_EXERCISE INSTRUCTIONS_:
Restate exactly the lines below, from the one containing "Read out every word on this page." through the final line, and leave out the pictures.

Stored dataset items:
☆ ☆ ☆ ☆ ☆ ☆ ☆

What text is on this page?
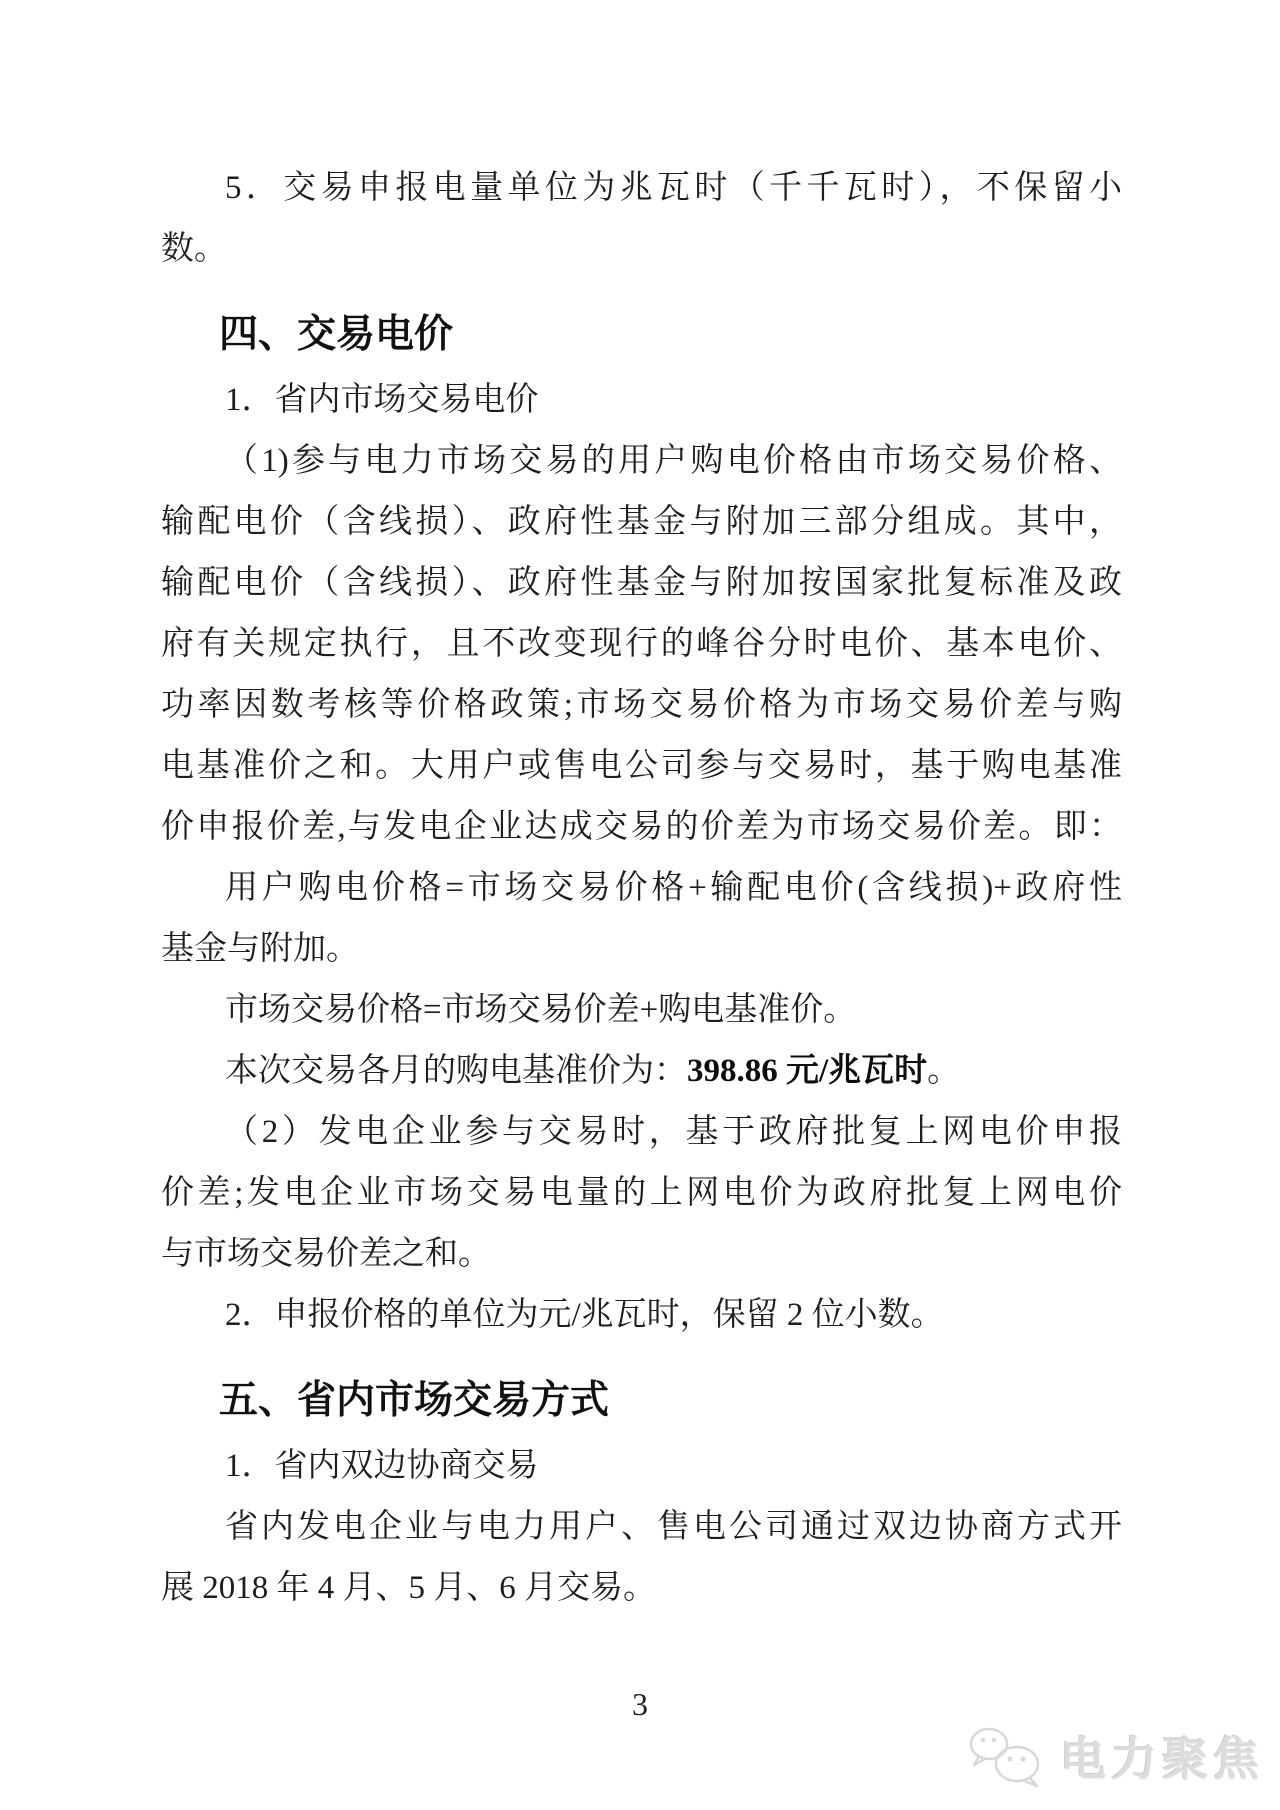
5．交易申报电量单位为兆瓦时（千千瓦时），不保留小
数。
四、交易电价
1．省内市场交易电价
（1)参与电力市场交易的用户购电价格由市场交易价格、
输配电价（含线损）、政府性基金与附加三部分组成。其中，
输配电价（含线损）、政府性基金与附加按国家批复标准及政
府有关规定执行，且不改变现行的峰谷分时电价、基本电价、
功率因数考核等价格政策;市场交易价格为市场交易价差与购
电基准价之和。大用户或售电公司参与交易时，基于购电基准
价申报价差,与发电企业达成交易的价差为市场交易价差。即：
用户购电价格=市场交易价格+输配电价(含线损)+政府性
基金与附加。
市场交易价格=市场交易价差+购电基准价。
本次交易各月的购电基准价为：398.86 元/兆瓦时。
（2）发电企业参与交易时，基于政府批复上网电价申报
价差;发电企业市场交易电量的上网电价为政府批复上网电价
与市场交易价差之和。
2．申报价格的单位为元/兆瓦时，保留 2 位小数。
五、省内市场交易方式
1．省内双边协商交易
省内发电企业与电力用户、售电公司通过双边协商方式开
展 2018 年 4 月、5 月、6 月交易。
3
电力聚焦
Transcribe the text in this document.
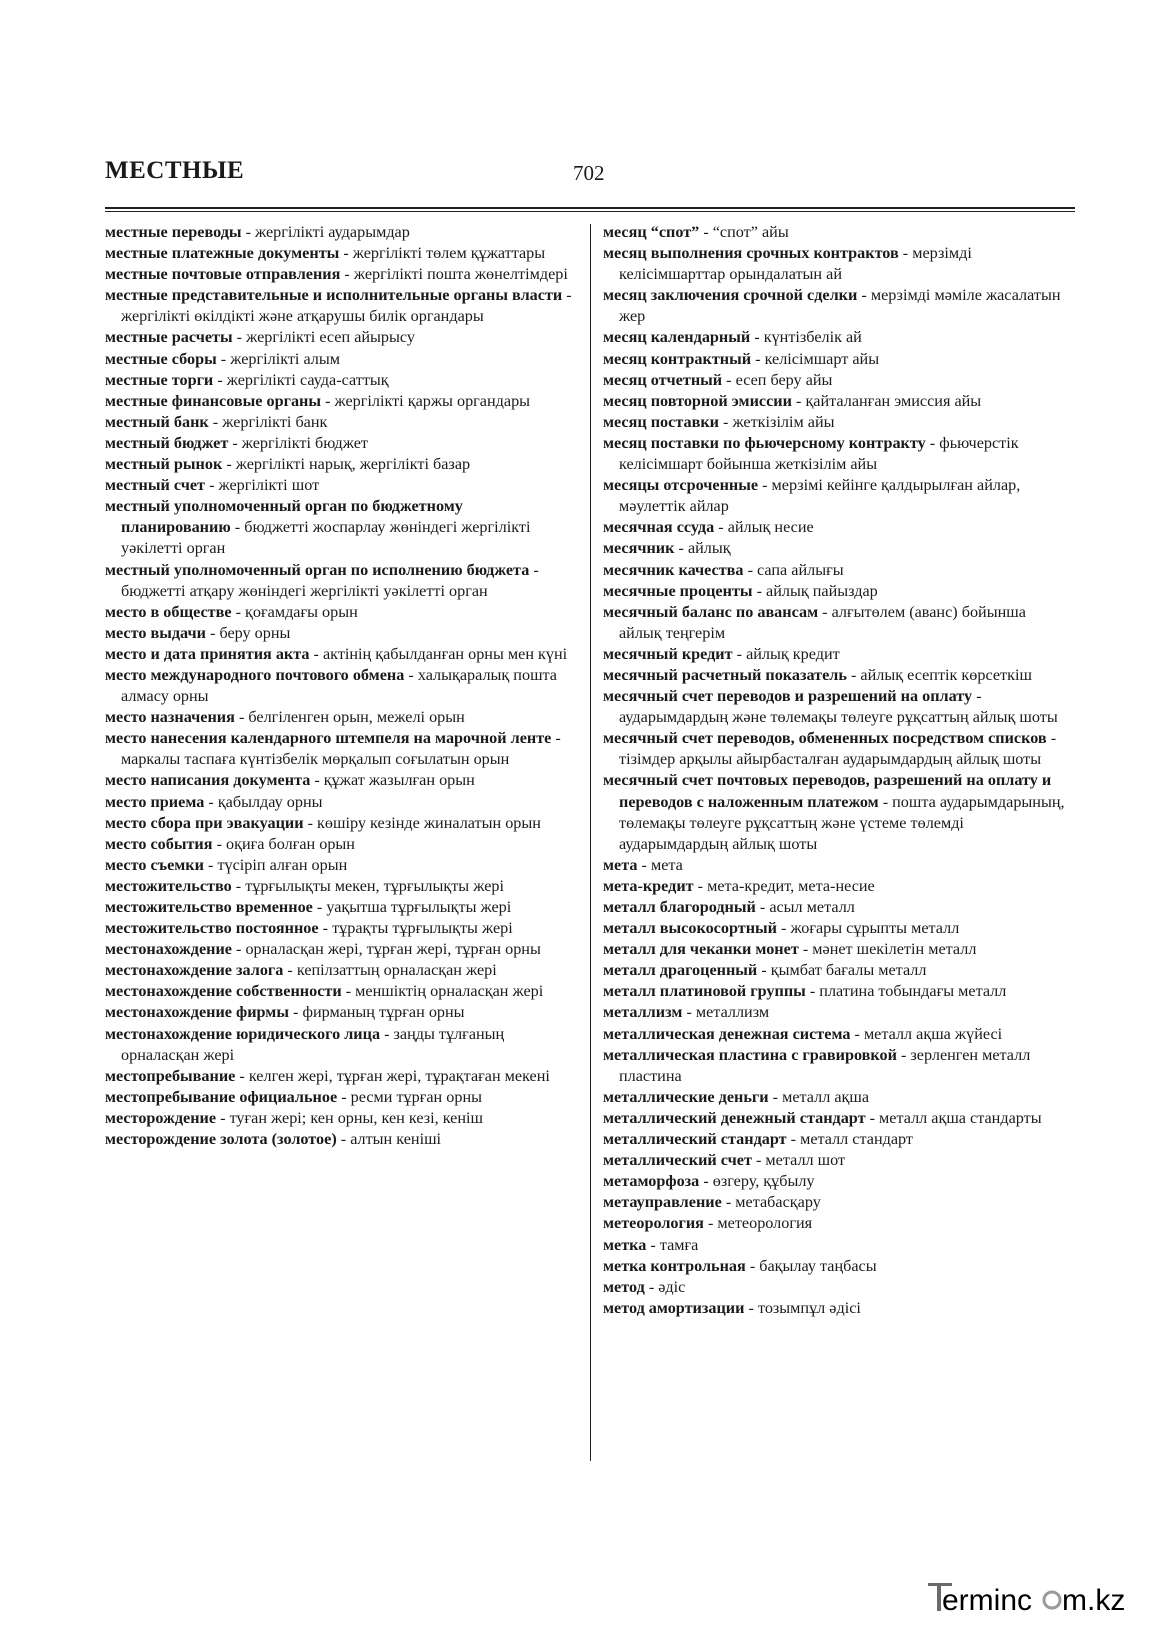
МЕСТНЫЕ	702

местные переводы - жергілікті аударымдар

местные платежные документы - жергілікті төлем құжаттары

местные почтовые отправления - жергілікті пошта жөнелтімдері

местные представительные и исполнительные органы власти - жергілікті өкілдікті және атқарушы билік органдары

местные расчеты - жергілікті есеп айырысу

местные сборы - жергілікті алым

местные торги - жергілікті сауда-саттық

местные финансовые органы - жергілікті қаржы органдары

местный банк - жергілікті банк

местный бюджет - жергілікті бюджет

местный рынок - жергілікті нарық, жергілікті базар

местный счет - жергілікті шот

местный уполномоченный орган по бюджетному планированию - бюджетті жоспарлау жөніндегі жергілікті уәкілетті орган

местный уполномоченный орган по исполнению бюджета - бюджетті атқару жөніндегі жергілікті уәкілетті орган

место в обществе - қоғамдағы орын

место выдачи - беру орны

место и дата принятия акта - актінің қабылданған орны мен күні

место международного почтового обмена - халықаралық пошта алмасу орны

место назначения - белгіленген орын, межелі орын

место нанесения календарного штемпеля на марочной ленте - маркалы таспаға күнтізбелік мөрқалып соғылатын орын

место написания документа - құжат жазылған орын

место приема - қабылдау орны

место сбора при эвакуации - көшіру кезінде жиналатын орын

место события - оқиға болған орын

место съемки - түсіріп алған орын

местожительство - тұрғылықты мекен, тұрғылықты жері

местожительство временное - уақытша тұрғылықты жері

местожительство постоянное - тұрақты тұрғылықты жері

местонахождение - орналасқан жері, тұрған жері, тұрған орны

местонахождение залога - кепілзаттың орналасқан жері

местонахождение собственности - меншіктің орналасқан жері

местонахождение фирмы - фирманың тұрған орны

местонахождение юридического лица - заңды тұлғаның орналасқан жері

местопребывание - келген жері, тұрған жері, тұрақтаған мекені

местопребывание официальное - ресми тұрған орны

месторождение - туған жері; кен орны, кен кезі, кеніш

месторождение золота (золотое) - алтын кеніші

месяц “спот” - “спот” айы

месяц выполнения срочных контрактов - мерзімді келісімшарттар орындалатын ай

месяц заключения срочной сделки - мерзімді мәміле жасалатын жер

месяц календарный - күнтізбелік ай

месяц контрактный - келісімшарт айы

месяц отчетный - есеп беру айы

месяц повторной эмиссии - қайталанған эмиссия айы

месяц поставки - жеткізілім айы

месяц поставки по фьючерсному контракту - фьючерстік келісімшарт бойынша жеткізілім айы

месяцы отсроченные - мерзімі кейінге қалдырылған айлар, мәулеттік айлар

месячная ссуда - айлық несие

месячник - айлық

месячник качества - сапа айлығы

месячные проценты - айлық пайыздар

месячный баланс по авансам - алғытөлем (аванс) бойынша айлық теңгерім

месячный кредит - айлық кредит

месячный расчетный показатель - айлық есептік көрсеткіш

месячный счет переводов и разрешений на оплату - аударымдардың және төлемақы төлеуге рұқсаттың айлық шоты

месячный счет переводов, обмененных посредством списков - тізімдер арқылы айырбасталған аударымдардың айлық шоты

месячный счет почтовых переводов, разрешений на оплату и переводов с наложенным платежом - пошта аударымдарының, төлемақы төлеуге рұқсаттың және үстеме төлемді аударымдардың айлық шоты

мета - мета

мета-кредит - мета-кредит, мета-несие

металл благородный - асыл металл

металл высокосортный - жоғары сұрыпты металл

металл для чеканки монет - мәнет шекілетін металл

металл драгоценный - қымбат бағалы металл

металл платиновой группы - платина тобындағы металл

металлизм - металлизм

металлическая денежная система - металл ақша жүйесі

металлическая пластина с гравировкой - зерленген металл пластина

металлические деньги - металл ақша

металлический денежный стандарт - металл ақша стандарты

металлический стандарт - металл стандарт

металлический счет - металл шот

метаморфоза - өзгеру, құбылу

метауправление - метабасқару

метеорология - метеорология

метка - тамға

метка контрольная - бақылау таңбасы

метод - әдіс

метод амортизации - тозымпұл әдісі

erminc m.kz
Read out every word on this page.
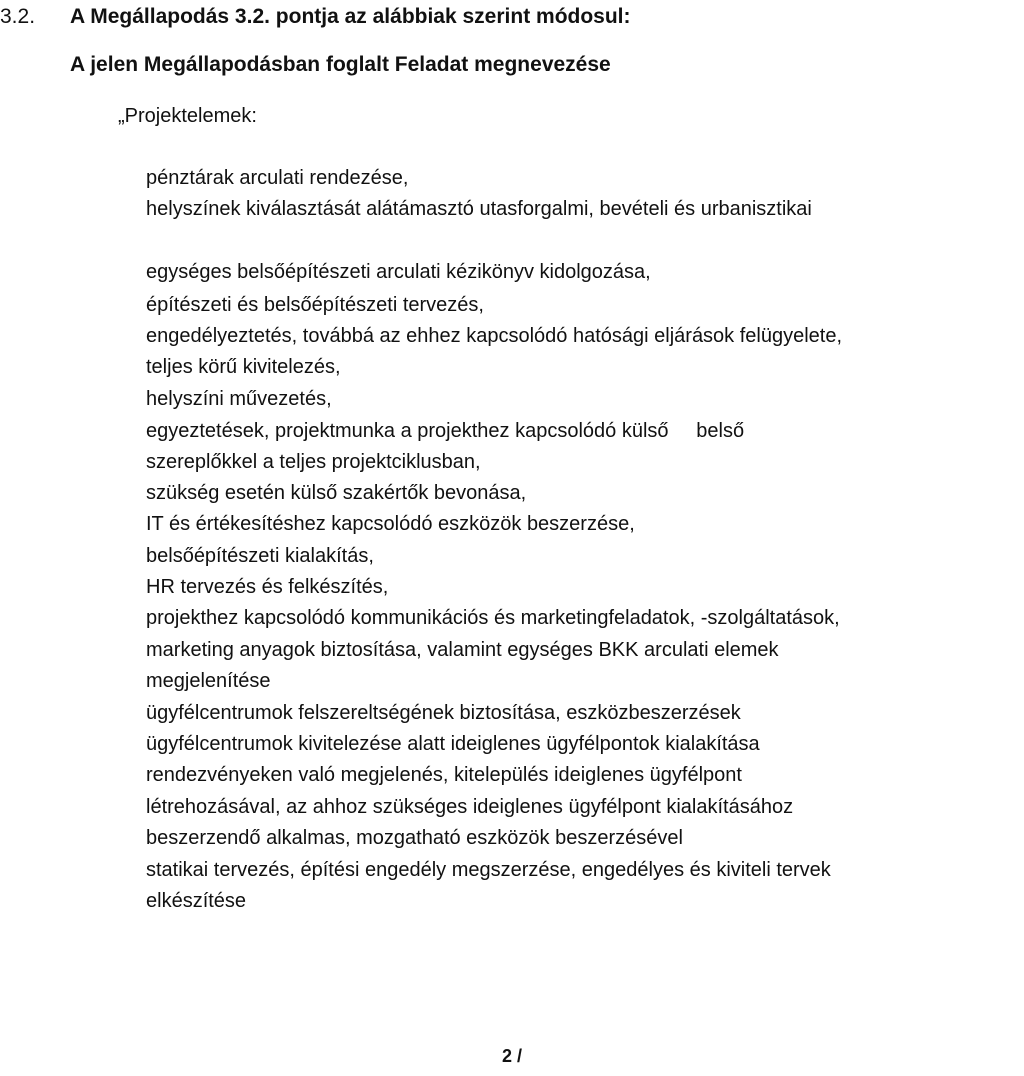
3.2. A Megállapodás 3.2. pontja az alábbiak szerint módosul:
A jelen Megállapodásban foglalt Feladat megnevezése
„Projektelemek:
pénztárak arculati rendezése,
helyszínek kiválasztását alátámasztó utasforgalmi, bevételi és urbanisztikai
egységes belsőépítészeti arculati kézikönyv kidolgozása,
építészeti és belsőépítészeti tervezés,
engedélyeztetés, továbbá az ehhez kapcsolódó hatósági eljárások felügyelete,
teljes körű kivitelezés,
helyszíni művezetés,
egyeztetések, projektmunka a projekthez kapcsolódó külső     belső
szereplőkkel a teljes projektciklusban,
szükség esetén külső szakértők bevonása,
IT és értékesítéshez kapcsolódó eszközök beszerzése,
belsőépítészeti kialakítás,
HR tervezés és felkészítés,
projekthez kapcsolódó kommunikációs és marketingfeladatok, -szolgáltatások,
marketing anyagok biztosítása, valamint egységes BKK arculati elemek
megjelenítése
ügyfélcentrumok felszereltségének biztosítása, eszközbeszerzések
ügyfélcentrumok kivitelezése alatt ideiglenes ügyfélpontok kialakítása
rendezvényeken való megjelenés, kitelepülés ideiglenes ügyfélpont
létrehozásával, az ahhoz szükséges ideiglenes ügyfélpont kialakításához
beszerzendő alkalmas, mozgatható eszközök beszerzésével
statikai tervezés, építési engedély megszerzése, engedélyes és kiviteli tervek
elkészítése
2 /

☆ ☆ ☆ ☆ ☆ ☆ ☆

_EXERCISE SOLUTION_:
Read out every word on this page.
3.2. A Megállapodás 3.2. pontja az alábbiak szerint módosul:
A jelen Megállapodásban foglalt Feladat megnevezése
„Projektelemek:
pénztárak arculati rendezése,
helyszínek kiválasztását alátámasztó utasforgalmi, bevételi és urbanisztikai
egységes belsőépítészeti arculati kézikönyv kidolgozása,
építészeti és belsőépítészeti tervezés,
engedélyeztetés, továbbá az ehhez kapcsolódó hatósági eljárások felügyelete,
teljes körű kivitelezés,
helyszíni művezetés,
egyeztetések, projektmunka a projekthez kapcsolódó külső     belső
szereplőkkel a teljes projektciklusban,
szükség esetén külső szakértők bevonása,
IT és értékesítéshez kapcsolódó eszközök beszerzése,
belsőépítészeti kialakítás,
HR tervezés és felkészítés,
projekthez kapcsolódó kommunikációs és marketingfeladatok, -szolgáltatások,
marketing anyagok biztosítása, valamint egységes BKK arculati elemek
megjelenítése
ügyfélcentrumok felszereltségének biztosítása, eszközbeszerzések
ügyfélcentrumok kivitelezése alatt ideiglenes ügyfélpontok kialakítása
rendezvényeken való megjelenés, kitelepülés ideiglenes ügyfélpont
létrehozásával, az ahhoz szükséges ideiglenes ügyfélpont kialakításához
beszerzendő alkalmas, mozgatható eszközök beszerzésével
statikai tervezés, építési engedély megszerzése, engedélyes és kiviteli tervek
elkészítése
2 /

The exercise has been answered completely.